(PASSAGE SHOWN)

The problem, of course, is separating the winners from the losers. The risk of backing a bunch of single-fund underperformers kept pension funds and college endowments away from emerging managers until now, when suddenly these investors find themselves unable to place as much as they want with top-tier firms. Making a virtue of necessity, a growing number are investing part of their venture capital allocations with emerging partnerships, hoping to get in on the ground floor of the next superstar firm.

“Limited partners have found themselves needing to deploy more capital just as the number of interested investors is rising and as existing partnerships are downsizing the funds they are raising,” says Anthony Romanello, director of investor services at Thomson Venture Economics, which monitors venture capital investors. He adds that many of the emerging groups include partners from top-tier firms “who know who within the LP world to go to.” Public pension funds, he notes, will be among the first to move into the emerging-manager arena because they were slower than corporate pension plans or university endowments to allocate funds to venture partnerships.

Christopher Ailman, chief investment officer of the $114 billion California State Teachers’ Retirement System, says that his pension fund’s clout “generally” means that it hasn’t been denied access to top-tier funds but that “we are limited in the amount that we can invest” as general partners cut back fund sizes. So Ailman plans to put up to $100 million of CalSTRS’s $5.5 billion private equity allocation in emerging venture capital managers during the current fundraising wave.

“We started seeing some talented younger managers spinning out of established funds to set up their own shops, and we wanted to make our capital accessible to some of these small funds,” Ailman says. “We don’t want to sacrifice return just to put the money out.”

The number of new funds run by emerging managers -- defined by most as experienced investors launching their first independent funds -- is growing rapidly. Thomson Venture Economics estimates that 52 “maiden” venture firms have closed on their inaugural funds since January 1, 2003.

Many of the emerging-manager funds include familiar names. Fred Wilson, formerly a partner at New Yorkbased Flatiron Partners, one of the first Silicon Alley funds, teamed up with Brad Burnham, who previously headed AT&T’s venture capital arm, to form Union Square Ventures only a few blocks from Flatiron’s former office. Terry Garnett from Venrock Associates and David Helfrich of ComVentures have joined forces to launch Garnett & Helfrich Capital, a midmarket technology buyout fund (see People).

(End PASSAGE SHOWN)
(RECORDS PROVIDED)

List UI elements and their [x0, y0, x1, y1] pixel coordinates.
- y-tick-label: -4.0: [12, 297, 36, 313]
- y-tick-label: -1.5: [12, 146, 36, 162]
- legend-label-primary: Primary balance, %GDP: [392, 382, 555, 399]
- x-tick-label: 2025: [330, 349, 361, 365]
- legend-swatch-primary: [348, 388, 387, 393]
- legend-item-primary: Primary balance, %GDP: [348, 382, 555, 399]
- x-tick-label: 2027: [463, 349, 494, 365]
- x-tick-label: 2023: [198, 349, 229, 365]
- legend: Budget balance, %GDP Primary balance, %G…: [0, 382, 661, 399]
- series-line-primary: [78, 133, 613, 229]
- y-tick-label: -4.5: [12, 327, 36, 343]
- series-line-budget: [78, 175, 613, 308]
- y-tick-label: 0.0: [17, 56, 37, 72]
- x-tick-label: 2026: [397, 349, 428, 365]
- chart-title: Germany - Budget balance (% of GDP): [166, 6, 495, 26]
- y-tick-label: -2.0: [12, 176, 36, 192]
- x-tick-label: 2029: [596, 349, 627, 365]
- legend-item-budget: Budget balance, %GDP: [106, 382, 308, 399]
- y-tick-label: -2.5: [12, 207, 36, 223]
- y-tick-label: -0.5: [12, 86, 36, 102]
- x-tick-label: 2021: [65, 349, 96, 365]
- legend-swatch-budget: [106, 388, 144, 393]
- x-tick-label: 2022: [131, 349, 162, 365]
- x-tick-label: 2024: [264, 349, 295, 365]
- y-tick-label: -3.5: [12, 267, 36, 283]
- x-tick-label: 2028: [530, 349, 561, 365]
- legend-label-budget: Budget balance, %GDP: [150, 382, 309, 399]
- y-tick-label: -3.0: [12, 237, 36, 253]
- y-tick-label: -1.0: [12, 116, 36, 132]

(End RECORDS PROVIDED)

[ASSIGNMENT 1]: According to the passage on emerging venture capital managers, how much of its private equity allocation does CalSTRS plan to invest with emerging venture capital managers during the current fundraising wave?
[ASSIGNMENT 2]: Continue the passage on emerging venture capital managers from the point where it stops.

[ANSWER BOX 1]: Up to $100 million of its $5.5 billion private equity allocation.

[ANSWER BOX 2]:
One of last year’s hottest new funds came from a Stanford Universitytrained Silicon Valley electrical engineer with little experience as a venture investor: Diosdado Banatao raised $180 million for Tallwood Venture Capital from Stanford and Harvard universities, among other investors, to invest in semiconductor-related start-ups. “The sizzle was concentrated in this one guy, who has an incredible track record in building companies,” says Clinton Harris, founder and managing director of Wellesley, Massachusettsbased Grove Street Advisors. “People were flinging money at them, eager to invest.” Banatao, a native of Cagayan Province in the Philippines, has launched three tech companies of his own -- including one he sold to Intel Corp. -- and start-ups in his Tallwood portfolio have been snapped up by Broadcom Corp., Ciena Corp. and Cirrus Logic.

Harris believes that backing emerging managers is a no-brainer. “If you believe you are able to identify top-quartile groups, you can do it from the beginning of their lives,” he contends.

To many endowments and other institutional investors eager to put cash to work, the logic of venture investing is compelling, no matter the dangers. Says the chief investment officer at one large academic institution, “We think we can do enough due diligence to manage the risks that always attach to venture investing.”

Other investors remain reluctant to play talent scout with emerging managers. “It’s a crapshoot,” declares Kevin Delbridge, managing director of HarbourVest Partners, a private equity firm in Boston. Potential investors face a big due diligence hurdle, he warns. “It’s hard enough identifying today’s star managers; picking tomorrow’s is damn near impossible.” -- S.M.